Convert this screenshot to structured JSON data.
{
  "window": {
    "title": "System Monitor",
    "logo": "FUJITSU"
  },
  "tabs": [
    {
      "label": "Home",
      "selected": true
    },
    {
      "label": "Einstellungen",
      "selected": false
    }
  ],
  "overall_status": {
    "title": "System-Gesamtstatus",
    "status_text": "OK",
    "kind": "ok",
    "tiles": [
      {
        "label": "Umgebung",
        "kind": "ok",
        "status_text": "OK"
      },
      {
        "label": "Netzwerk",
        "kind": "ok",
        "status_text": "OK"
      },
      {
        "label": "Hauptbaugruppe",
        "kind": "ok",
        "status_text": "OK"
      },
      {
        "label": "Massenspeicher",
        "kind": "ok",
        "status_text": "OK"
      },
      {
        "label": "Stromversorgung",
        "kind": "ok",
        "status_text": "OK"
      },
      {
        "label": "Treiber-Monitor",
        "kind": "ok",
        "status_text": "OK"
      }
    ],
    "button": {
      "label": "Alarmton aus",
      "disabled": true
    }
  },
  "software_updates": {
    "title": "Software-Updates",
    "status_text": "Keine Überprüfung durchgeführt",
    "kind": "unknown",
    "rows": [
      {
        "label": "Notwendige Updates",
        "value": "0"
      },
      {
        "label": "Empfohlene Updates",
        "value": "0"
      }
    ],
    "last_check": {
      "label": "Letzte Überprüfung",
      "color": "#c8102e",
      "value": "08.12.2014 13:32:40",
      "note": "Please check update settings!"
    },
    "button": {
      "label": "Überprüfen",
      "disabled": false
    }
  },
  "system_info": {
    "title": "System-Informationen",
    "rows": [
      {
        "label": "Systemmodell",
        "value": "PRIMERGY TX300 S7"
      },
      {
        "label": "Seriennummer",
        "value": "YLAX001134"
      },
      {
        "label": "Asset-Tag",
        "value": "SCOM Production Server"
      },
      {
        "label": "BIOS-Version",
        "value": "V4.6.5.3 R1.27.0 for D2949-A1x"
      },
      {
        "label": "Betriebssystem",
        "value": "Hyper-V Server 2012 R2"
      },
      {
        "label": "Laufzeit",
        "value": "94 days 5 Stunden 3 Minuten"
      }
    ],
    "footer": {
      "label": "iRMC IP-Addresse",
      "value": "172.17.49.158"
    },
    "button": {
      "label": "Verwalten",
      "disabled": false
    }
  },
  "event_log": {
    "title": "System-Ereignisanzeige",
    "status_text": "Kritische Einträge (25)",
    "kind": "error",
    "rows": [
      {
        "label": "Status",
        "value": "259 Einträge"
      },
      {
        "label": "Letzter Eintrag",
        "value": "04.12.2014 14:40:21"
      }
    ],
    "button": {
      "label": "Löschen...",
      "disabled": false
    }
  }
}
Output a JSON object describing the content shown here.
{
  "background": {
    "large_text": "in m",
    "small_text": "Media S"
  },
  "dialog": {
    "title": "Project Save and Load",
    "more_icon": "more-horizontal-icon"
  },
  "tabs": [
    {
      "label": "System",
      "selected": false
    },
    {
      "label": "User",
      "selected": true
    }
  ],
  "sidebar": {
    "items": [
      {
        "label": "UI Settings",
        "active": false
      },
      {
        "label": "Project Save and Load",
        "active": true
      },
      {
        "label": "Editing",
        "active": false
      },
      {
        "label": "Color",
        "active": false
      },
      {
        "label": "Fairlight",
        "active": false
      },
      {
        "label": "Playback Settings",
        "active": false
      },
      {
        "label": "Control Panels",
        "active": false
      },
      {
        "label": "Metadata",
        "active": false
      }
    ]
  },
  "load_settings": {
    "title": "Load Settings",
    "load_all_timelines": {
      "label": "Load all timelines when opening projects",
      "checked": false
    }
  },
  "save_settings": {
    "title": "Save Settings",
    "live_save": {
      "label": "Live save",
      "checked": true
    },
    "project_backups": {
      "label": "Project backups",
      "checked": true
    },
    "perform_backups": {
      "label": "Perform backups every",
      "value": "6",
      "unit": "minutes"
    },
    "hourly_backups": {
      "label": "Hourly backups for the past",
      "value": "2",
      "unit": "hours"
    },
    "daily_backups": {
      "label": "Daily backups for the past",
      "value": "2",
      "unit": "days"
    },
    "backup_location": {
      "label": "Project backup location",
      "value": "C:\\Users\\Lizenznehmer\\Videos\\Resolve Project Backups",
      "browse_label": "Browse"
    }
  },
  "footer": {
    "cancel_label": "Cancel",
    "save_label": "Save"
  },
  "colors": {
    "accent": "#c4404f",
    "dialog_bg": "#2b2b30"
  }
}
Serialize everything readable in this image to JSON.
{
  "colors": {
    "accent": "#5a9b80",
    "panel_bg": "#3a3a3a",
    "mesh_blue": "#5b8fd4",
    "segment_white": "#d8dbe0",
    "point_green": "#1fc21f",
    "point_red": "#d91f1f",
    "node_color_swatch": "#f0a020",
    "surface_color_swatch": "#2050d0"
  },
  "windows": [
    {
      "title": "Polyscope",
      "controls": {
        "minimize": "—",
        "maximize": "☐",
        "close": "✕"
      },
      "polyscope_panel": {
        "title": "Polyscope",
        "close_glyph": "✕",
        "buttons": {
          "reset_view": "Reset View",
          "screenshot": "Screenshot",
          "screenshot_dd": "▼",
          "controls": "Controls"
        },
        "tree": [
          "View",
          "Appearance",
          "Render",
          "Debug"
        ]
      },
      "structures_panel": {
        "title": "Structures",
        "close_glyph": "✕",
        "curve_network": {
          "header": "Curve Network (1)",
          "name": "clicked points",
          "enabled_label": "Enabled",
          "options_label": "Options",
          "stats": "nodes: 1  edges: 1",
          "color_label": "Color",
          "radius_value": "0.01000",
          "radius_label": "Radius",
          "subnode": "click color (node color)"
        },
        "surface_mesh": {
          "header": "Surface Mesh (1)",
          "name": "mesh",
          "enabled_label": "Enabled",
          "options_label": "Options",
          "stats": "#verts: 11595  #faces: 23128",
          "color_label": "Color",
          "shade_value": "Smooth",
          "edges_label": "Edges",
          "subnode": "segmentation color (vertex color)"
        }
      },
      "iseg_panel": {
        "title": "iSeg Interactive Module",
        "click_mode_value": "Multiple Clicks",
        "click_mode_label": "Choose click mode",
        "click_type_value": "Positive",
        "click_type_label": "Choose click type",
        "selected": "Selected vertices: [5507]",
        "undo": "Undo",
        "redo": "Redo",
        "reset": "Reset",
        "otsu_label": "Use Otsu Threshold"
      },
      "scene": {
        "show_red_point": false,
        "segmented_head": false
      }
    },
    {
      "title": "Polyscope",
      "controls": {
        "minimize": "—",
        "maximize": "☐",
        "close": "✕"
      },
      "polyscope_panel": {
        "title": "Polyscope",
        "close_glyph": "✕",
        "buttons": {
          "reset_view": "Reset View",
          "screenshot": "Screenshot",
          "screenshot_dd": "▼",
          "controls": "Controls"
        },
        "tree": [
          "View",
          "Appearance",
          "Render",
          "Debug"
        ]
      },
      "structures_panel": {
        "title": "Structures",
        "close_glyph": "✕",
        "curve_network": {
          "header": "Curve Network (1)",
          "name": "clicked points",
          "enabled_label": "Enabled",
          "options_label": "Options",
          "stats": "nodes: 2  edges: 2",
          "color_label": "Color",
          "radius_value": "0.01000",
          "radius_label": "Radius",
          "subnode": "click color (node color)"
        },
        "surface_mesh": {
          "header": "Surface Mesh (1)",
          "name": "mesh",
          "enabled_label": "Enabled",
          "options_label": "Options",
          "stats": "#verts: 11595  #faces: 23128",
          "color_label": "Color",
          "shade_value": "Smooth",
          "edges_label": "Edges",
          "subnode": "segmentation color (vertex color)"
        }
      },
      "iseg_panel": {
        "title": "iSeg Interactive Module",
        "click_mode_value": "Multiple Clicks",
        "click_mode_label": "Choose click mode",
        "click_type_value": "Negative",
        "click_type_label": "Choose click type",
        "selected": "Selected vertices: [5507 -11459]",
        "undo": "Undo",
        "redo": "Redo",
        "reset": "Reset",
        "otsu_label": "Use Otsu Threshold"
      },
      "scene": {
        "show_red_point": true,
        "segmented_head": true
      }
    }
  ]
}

==============================

### Problem to solve
Find and copy each line above that includes the string "Server".

### Solution for this problem
        "value": "SCOM Production Server"
        "value": "Hyper-V Server 2012 R2"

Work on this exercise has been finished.